■ Material supplied:
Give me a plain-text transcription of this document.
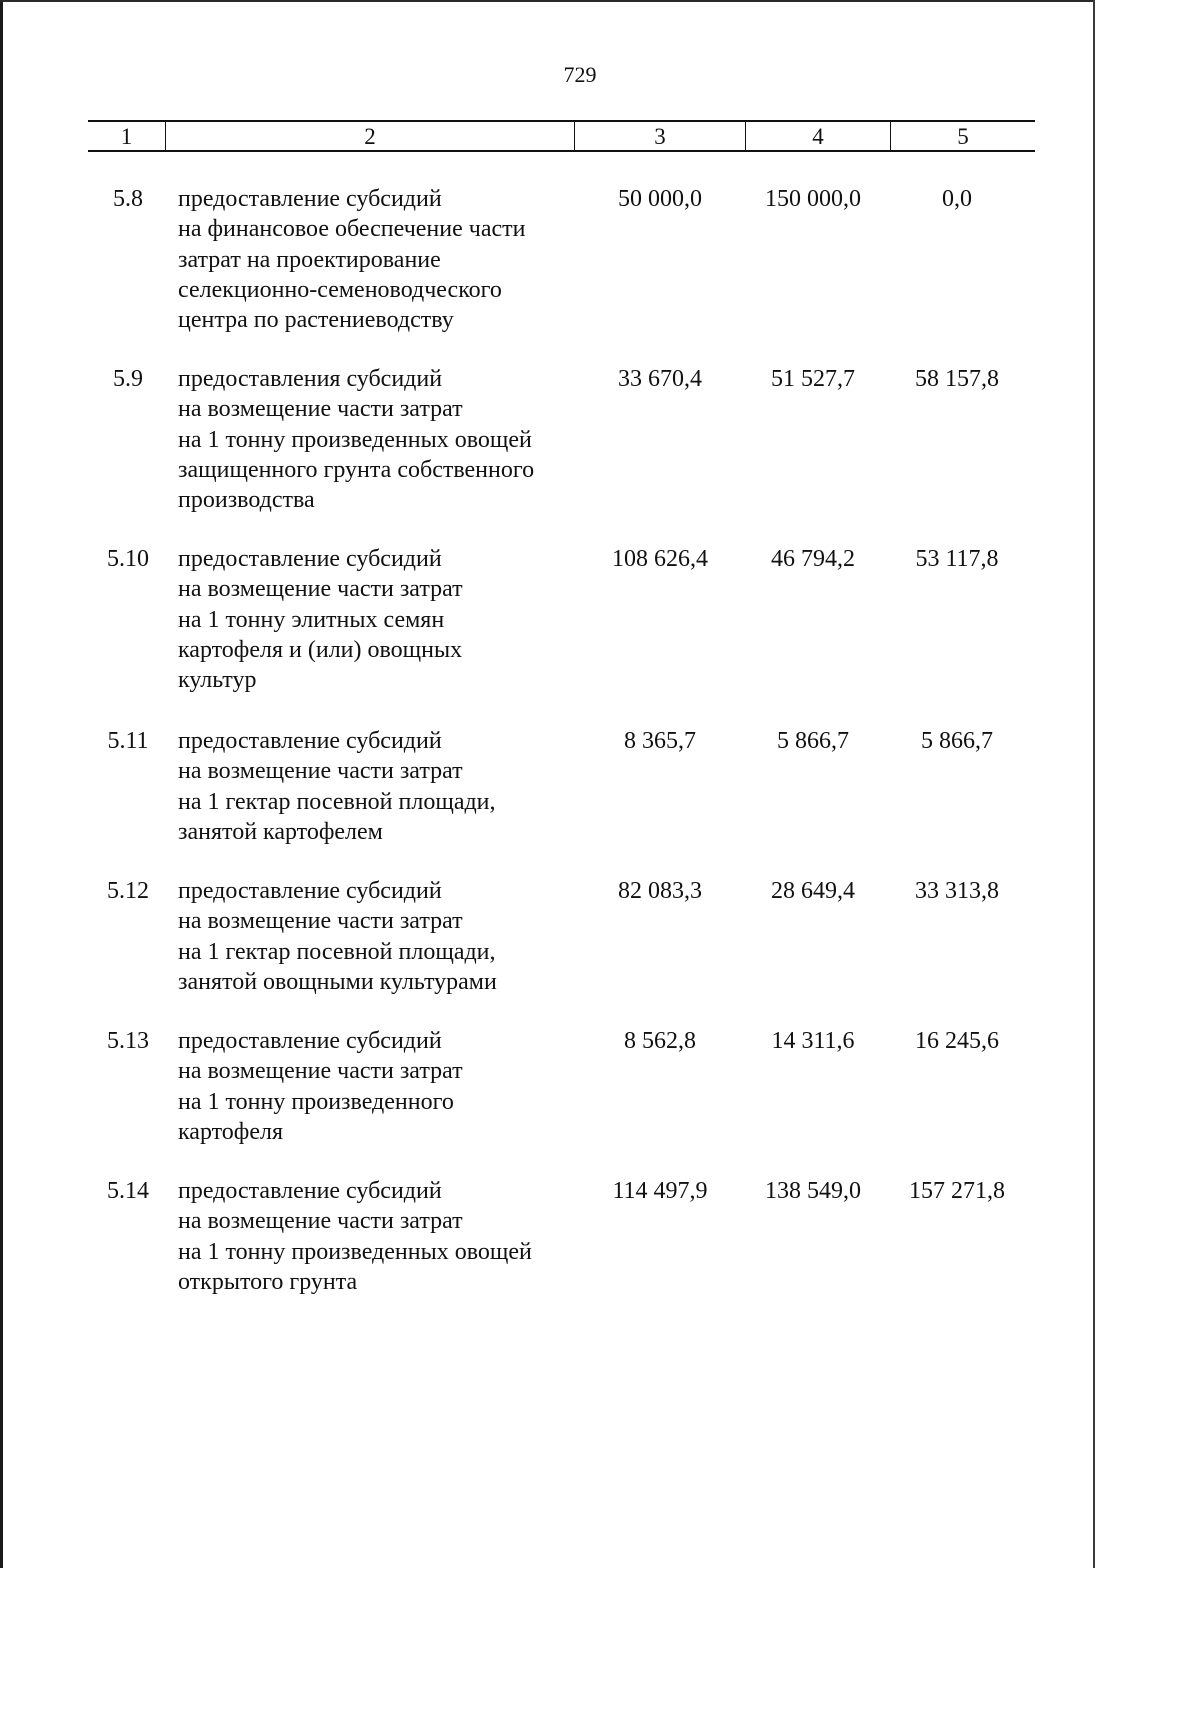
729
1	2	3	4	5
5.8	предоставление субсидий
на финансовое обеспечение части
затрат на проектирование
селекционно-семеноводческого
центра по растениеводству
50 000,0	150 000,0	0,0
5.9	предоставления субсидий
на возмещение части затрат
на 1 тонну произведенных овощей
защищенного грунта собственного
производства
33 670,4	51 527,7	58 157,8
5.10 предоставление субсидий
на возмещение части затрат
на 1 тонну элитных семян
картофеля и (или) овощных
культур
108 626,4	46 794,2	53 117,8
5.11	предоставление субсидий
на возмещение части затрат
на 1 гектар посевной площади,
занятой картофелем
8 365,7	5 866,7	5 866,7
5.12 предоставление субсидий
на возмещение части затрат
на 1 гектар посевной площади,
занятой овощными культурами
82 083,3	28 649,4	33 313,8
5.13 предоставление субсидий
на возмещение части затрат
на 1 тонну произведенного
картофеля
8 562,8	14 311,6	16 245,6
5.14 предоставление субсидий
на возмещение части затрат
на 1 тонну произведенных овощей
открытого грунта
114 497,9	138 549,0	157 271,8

■ Goal:
Write only the number of lines in the data above that include "занятой".

■ Response:
2